▶ _Description of the task_
Copy out the lines again without changes, beginning with the very first line and ending with the line that contains "318, 107, 332]".

----- Records provided

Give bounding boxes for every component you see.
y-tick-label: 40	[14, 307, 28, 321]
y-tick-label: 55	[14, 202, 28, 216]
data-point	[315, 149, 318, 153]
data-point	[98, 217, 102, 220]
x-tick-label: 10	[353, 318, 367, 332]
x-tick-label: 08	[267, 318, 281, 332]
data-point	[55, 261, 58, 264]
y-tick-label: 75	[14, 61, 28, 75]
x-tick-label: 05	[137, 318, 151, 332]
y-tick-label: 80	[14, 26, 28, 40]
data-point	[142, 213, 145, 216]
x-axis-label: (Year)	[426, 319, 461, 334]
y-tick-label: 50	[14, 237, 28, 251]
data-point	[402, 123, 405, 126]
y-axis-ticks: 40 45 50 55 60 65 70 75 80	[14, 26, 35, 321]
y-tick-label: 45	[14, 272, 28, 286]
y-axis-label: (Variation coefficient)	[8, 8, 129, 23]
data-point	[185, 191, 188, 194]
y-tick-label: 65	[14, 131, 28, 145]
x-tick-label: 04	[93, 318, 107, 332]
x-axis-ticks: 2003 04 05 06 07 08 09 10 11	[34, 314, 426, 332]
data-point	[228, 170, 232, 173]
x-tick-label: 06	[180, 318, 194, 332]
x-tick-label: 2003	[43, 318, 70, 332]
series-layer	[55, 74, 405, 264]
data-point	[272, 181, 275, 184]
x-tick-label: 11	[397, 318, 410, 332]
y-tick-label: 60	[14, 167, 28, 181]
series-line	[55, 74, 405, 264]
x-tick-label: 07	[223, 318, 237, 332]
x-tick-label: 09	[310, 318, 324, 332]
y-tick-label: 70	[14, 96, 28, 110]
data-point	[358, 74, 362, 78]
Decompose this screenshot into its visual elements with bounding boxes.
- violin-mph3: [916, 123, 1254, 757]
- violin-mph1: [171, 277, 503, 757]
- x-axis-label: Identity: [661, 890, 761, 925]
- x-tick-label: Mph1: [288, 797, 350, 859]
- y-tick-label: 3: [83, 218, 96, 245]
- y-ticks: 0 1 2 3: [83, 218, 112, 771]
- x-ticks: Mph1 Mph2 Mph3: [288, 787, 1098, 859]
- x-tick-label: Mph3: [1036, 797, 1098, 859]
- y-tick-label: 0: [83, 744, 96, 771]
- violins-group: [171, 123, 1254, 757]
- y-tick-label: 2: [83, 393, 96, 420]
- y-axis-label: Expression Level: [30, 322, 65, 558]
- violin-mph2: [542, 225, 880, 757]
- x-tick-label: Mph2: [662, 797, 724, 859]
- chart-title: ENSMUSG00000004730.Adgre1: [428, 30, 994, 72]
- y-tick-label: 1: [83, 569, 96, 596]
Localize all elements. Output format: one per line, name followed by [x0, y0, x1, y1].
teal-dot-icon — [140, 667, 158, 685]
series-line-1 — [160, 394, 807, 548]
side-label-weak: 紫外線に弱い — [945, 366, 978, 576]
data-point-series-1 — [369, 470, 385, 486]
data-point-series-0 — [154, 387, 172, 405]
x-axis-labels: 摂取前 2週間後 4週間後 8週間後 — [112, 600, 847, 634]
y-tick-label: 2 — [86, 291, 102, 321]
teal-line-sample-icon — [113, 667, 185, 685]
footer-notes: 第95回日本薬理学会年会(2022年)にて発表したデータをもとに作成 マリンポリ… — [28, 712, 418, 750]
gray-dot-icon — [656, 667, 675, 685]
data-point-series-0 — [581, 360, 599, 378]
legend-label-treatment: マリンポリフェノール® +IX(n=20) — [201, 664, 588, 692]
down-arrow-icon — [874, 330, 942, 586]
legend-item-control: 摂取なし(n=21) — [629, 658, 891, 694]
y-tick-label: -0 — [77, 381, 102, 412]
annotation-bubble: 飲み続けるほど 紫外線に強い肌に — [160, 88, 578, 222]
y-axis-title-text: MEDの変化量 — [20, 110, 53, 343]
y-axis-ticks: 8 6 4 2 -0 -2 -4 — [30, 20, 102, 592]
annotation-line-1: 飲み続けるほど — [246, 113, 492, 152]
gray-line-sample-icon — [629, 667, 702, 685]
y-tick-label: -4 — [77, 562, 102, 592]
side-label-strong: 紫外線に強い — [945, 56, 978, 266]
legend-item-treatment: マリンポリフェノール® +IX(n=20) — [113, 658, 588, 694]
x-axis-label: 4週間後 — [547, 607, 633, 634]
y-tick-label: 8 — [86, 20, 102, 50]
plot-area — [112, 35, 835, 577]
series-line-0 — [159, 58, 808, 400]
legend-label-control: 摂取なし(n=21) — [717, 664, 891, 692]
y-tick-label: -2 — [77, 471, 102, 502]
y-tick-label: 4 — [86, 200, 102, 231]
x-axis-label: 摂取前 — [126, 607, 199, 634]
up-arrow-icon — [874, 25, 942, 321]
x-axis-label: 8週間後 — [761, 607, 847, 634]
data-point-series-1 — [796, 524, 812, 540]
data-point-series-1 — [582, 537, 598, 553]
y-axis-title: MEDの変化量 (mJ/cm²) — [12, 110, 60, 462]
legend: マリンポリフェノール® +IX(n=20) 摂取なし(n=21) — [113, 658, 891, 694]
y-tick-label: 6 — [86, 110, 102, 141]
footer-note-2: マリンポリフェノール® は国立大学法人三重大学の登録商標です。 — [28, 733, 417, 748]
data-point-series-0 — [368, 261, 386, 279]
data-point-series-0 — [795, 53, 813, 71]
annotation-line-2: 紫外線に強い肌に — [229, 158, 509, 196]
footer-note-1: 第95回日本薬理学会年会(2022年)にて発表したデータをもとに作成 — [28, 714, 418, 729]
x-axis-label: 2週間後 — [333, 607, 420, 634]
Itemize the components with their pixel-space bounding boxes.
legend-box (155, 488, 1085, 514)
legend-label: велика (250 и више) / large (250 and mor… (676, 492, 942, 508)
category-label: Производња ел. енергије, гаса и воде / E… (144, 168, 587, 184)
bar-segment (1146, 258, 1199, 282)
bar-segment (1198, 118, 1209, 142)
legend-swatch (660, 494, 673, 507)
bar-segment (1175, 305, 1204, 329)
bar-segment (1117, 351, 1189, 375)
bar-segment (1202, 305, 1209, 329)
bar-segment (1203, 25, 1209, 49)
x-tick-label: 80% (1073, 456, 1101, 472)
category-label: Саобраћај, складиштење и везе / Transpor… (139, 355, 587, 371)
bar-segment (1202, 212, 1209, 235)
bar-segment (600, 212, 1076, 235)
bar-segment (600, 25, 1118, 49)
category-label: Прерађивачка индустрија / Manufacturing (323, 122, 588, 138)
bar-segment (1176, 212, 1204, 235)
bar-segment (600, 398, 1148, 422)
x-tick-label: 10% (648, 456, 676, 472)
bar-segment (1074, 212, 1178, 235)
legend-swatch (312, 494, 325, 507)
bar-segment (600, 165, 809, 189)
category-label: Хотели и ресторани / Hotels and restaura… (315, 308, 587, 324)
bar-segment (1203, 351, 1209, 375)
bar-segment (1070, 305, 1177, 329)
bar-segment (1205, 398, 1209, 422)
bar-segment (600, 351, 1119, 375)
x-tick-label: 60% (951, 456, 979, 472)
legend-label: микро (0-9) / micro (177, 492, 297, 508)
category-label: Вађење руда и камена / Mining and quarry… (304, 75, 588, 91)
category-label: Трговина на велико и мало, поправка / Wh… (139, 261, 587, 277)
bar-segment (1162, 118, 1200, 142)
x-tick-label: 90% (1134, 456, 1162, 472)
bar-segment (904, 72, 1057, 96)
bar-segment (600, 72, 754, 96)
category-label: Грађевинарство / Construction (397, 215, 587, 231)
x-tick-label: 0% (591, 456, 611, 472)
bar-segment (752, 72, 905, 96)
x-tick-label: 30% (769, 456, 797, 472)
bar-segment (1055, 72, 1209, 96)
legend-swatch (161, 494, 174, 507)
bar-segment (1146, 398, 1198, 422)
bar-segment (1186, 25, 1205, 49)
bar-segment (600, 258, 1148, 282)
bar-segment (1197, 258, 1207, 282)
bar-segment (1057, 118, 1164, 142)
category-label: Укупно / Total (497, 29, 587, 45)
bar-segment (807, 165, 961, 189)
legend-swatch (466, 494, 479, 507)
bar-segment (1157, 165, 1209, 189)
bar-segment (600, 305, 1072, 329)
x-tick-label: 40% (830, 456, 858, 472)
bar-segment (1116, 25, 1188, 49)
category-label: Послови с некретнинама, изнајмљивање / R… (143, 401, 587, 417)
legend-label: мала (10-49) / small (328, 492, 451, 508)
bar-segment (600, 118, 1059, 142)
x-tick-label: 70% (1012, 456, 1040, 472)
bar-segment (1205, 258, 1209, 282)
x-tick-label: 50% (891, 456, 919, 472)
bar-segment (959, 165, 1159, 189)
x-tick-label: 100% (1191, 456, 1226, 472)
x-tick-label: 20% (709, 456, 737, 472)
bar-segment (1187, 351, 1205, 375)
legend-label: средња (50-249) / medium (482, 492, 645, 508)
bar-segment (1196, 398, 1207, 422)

----------

▶ _Exercise answer_
Give bounding boxes for every component you see.
y-tick-label: 40	[14, 307, 28, 321]
y-tick-label: 55	[14, 202, 28, 216]
data-point	[315, 149, 318, 153]
data-point	[98, 217, 102, 220]
x-tick-label: 10	[353, 318, 367, 332]
x-tick-label: 08	[267, 318, 281, 332]
data-point	[55, 261, 58, 264]
y-tick-label: 75	[14, 61, 28, 75]
x-tick-label: 05	[137, 318, 151, 332]
y-tick-label: 80	[14, 26, 28, 40]
data-point	[142, 213, 145, 216]
x-axis-label: (Year)	[426, 319, 461, 334]
y-tick-label: 50	[14, 237, 28, 251]
data-point	[402, 123, 405, 126]
y-axis-ticks: 40 45 50 55 60 65 70 75 80	[14, 26, 35, 321]
y-tick-label: 45	[14, 272, 28, 286]
y-axis-label: (Variation coefficient)	[8, 8, 129, 23]
data-point	[185, 191, 188, 194]
y-tick-label: 65	[14, 131, 28, 145]
x-tick-label: 04	[93, 318, 107, 332]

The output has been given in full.